Spacecraft properties
- Spacecraft type: E-6S
- Manufacturer: GSMZ Lavochkin
- Launch mass: 6540 kg
- Dry mass: 1580 kg

Start of mission
- Launch date: 1 March 1966, 11:03:49 GMT
- Rocket: Molniya-M
- Launch site: Baikonur 31/6

End of mission
- Disposal: Launch failure
- Decay date: 3 March 1966

Orbital parameters
- Reference system: Geocentric
- Regime: Low Earth
- Perigee altitude: 182 km
- Apogee altitude: 194 km
- Inclination: 51.9°
- Period: 88.6 minutes
- Epoch: 1 March 1966

= Kosmos 111 =

Failed Soviet lunar orbiter

Kosmos 111 (Космос 111 meaning Cosmos 111), E-6S No.204, was the first Soviet attempt to orbit a spacecraft around the Moon. The design was similar to the future successful Luna 10 spacecraft. Kosmos 111 was produced in less than a month, one of two spacecraft developed from the E-6 lander bus in a crash program to upstage America's Lunar Orbiter series and to commemorate the 23rd Congress of the Communist Party of the Soviet Union (CPSU), held in March 1966.

Things to do:
(A) Answer these from the Kosmos 111 text:
(i) Which rocket carried Kosmos 111?
(ii) What was its apogee altitude?
(iii) Which later successful spacecraft had a similar design?
(B) Pick up the Kosmos 111 text after its final sentence and continue writing it.
The rows after the Kosmos 111 text have nothing to do with this work.

Extracted data:
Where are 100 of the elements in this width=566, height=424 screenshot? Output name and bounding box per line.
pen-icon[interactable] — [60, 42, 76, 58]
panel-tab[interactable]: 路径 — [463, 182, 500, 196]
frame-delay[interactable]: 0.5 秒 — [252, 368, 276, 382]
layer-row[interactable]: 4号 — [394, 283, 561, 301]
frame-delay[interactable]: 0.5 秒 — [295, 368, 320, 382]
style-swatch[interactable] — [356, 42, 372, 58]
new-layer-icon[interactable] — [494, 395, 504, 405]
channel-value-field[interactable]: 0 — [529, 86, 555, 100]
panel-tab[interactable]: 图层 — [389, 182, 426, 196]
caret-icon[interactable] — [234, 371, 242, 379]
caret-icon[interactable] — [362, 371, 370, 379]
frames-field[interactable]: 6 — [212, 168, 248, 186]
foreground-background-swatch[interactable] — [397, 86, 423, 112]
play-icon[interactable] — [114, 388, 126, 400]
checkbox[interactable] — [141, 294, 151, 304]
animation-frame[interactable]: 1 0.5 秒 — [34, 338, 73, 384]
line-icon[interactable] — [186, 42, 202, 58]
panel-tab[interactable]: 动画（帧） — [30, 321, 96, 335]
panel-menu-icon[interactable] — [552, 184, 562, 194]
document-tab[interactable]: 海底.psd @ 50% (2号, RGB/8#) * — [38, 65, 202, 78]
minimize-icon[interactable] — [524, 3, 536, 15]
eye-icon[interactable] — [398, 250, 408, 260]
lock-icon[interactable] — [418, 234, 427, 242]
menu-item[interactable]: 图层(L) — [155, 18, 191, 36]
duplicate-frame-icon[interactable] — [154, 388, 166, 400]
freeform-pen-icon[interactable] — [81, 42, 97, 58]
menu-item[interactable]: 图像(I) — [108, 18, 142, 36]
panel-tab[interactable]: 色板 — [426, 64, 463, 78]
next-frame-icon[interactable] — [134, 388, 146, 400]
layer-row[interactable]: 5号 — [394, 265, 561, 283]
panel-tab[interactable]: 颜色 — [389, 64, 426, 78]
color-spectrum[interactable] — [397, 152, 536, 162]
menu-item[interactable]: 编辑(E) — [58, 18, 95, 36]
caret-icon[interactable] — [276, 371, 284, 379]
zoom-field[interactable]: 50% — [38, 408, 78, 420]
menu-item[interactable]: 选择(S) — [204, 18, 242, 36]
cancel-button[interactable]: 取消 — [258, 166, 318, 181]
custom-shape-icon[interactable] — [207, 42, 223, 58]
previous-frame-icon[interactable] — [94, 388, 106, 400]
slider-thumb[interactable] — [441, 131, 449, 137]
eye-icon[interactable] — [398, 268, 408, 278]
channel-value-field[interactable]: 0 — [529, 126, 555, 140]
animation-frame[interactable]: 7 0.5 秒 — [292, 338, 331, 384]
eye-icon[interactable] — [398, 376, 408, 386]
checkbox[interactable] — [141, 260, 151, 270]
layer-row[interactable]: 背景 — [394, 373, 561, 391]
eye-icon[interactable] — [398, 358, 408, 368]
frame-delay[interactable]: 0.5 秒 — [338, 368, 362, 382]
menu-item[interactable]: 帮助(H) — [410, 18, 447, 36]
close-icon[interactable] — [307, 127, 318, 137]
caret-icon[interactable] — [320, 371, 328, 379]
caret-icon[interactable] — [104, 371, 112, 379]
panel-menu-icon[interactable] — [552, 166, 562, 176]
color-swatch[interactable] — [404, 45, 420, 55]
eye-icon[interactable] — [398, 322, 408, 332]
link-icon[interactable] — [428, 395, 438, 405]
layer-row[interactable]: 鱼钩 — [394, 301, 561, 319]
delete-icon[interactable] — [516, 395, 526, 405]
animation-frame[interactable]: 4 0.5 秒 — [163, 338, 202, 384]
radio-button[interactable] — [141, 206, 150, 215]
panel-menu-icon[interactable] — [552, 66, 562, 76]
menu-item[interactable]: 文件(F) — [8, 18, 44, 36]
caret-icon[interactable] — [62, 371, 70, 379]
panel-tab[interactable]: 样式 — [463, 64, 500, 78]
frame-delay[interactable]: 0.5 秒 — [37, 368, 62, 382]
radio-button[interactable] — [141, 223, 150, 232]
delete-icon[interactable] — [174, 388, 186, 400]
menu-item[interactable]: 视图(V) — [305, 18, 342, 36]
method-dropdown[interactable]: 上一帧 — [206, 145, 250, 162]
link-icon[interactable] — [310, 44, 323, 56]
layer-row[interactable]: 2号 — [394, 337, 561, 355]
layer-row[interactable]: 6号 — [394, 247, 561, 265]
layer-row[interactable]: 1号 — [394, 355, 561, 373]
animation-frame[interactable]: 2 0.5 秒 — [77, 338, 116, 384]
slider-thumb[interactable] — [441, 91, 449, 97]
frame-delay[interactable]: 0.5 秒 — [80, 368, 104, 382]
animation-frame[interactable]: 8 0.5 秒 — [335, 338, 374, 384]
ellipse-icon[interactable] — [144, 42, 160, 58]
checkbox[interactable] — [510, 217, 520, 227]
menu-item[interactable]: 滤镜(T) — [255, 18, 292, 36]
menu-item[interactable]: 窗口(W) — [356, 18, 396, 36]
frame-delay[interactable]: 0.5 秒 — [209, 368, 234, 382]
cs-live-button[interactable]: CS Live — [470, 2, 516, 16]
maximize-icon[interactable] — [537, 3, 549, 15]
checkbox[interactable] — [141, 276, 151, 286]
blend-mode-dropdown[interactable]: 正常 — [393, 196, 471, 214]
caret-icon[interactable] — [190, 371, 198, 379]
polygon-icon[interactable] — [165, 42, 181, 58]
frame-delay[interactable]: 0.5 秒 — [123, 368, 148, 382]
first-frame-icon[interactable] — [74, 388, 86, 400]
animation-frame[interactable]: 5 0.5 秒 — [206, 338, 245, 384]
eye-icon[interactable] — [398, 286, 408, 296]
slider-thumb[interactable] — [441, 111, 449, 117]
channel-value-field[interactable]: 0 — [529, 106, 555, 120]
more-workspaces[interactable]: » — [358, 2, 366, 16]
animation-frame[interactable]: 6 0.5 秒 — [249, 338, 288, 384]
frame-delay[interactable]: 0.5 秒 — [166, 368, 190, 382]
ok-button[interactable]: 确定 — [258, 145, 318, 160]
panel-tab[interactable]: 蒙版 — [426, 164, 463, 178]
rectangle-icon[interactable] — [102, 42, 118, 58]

Task answers:
(A)
(i) Molniya-M
(ii) 194 km
(iii) Luna 10

(B)
==Spacecraft==
Kosmos 111 was designated an E-6S spacecraft, consisting of an E-6 bus attached to a cylindrical pressurized 245 kg lunar orbiter module. It was 1.5 m tall and 75 cm in diameter at the base. The main propulsion systems for lunar orbit insertion were on the bus, and the science payload was carried on the orbiter module. The payload comprised seven instruments: a gamma-ray spectrometer for energies between 0.3–3 MeV, a triaxial magnetometer (on the end of a 1.5-meter boom), a piezoelectric micrometeoroid detector, instruments for solar-plasma studies, devices for measuring infrared emissions from the Moon, low energy X-ray detectors, and a bank of charged particle detectors. Additionally, the radio system could be used for gravitational and radio occultation studies. The lunar orbiting module was battery-powered and communications were via 183 MHz and 922 MHz aerials.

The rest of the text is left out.